Exercise details: Would you pull out every line of the material that contains the string "name"?
[Records for the exercise start]
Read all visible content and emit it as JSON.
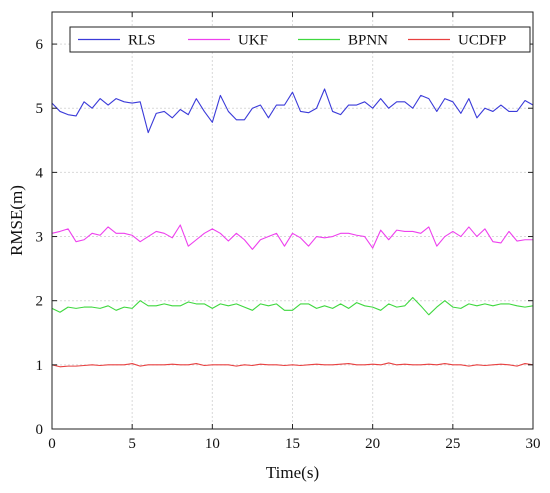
{
  "chart_data": {
    "type": "line",
    "title": "",
    "xlabel": "Time(s)",
    "ylabel": "RMSE(m)",
    "xlim": [
      0,
      30
    ],
    "ylim": [
      0,
      6.5
    ],
    "xticks": [
      0,
      5,
      10,
      15,
      20,
      25,
      30
    ],
    "yticks": [
      0,
      1,
      2,
      3,
      4,
      5,
      6
    ],
    "grid": true,
    "legend": "top",
    "x": [
      0,
      0.5,
      1,
      1.5,
      2,
      2.5,
      3,
      3.5,
      4,
      4.5,
      5,
      5.5,
      6,
      6.5,
      7,
      7.5,
      8,
      8.5,
      9,
      9.5,
      10,
      10.5,
      11,
      11.5,
      12,
      12.5,
      13,
      13.5,
      14,
      14.5,
      15,
      15.5,
      16,
      16.5,
      17,
      17.5,
      18,
      18.5,
      19,
      19.5,
      20,
      20.5,
      21,
      21.5,
      22,
      22.5,
      23,
      23.5,
      24,
      24.5,
      25,
      25.5,
      26,
      26.5,
      27,
      27.5,
      28,
      28.5,
      29,
      29.5,
      30
    ],
    "series": [
      {
        "name": "RLS",
        "color": "#3b3bd9",
        "values": [
          5.08,
          4.95,
          4.9,
          4.88,
          5.1,
          5.0,
          5.15,
          5.05,
          5.15,
          5.1,
          5.08,
          5.1,
          4.62,
          4.92,
          4.95,
          4.85,
          4.98,
          4.9,
          5.15,
          4.95,
          4.78,
          5.2,
          4.95,
          4.82,
          4.82,
          5.0,
          5.05,
          4.85,
          5.05,
          5.05,
          5.25,
          4.95,
          4.93,
          5.0,
          5.3,
          4.95,
          4.9,
          5.05,
          5.05,
          5.1,
          5.0,
          5.15,
          5.0,
          5.1,
          5.1,
          5.0,
          5.2,
          5.15,
          4.95,
          5.15,
          5.1,
          4.92,
          5.15,
          4.85,
          5.0,
          4.95,
          5.05,
          4.95,
          4.95,
          5.12,
          5.05
        ]
      },
      {
        "name": "UKF",
        "color": "#ee40ee",
        "values": [
          3.05,
          3.08,
          3.12,
          2.92,
          2.95,
          3.05,
          3.02,
          3.15,
          3.05,
          3.05,
          3.02,
          2.92,
          3.0,
          3.08,
          3.05,
          2.98,
          3.18,
          2.85,
          2.95,
          3.05,
          3.12,
          3.05,
          2.93,
          3.05,
          2.95,
          2.8,
          2.95,
          3.0,
          3.05,
          2.85,
          3.05,
          2.98,
          2.85,
          3.0,
          2.98,
          3.0,
          3.05,
          3.05,
          3.02,
          3.0,
          2.82,
          3.1,
          2.95,
          3.1,
          3.08,
          3.08,
          3.05,
          3.15,
          2.85,
          3.0,
          3.08,
          3.0,
          3.15,
          3.0,
          3.12,
          2.92,
          2.9,
          3.08,
          2.93,
          2.95,
          2.95
        ]
      },
      {
        "name": "BPNN",
        "color": "#3fd83f",
        "values": [
          1.88,
          1.82,
          1.9,
          1.88,
          1.9,
          1.9,
          1.88,
          1.92,
          1.85,
          1.9,
          1.88,
          2.0,
          1.92,
          1.92,
          1.95,
          1.92,
          1.92,
          1.98,
          1.95,
          1.95,
          1.88,
          1.95,
          1.92,
          1.95,
          1.9,
          1.85,
          1.95,
          1.92,
          1.95,
          1.85,
          1.85,
          1.95,
          1.95,
          1.88,
          1.92,
          1.88,
          1.95,
          1.88,
          1.97,
          1.92,
          1.9,
          1.85,
          1.95,
          1.9,
          1.92,
          2.05,
          1.92,
          1.78,
          1.9,
          2.0,
          1.9,
          1.88,
          1.95,
          1.92,
          1.95,
          1.92,
          1.95,
          1.95,
          1.92,
          1.9,
          1.92
        ]
      },
      {
        "name": "UCDFP",
        "color": "#e84040",
        "values": [
          1.0,
          0.97,
          0.98,
          0.98,
          0.99,
          1.0,
          0.99,
          1.0,
          1.0,
          1.0,
          1.02,
          0.98,
          1.0,
          1.0,
          1.0,
          1.01,
          1.0,
          1.0,
          1.02,
          0.99,
          1.0,
          1.0,
          1.0,
          0.98,
          1.0,
          0.99,
          1.01,
          1.0,
          1.0,
          0.99,
          1.0,
          0.99,
          1.0,
          1.01,
          1.0,
          1.0,
          1.01,
          1.02,
          1.0,
          1.0,
          1.01,
          1.0,
          1.03,
          1.0,
          1.01,
          1.0,
          1.0,
          1.01,
          1.0,
          1.02,
          1.0,
          1.0,
          0.98,
          1.0,
          0.99,
          1.0,
          1.01,
          1.0,
          0.98,
          1.02,
          1.0
        ]
      }
    ]
  }
}
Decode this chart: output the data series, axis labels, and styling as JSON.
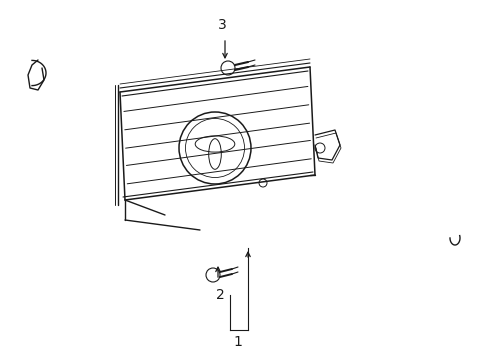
{
  "bg_color": "#ffffff",
  "line_color": "#1a1a1a",
  "lw": 1.0,
  "figsize": [
    4.89,
    3.6
  ],
  "dpi": 100
}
[Records for the exercise end]
Task result:
        "name": "RLS",
        "name": "UKF",
        "name": "BPNN",
        "name": "UCDFP",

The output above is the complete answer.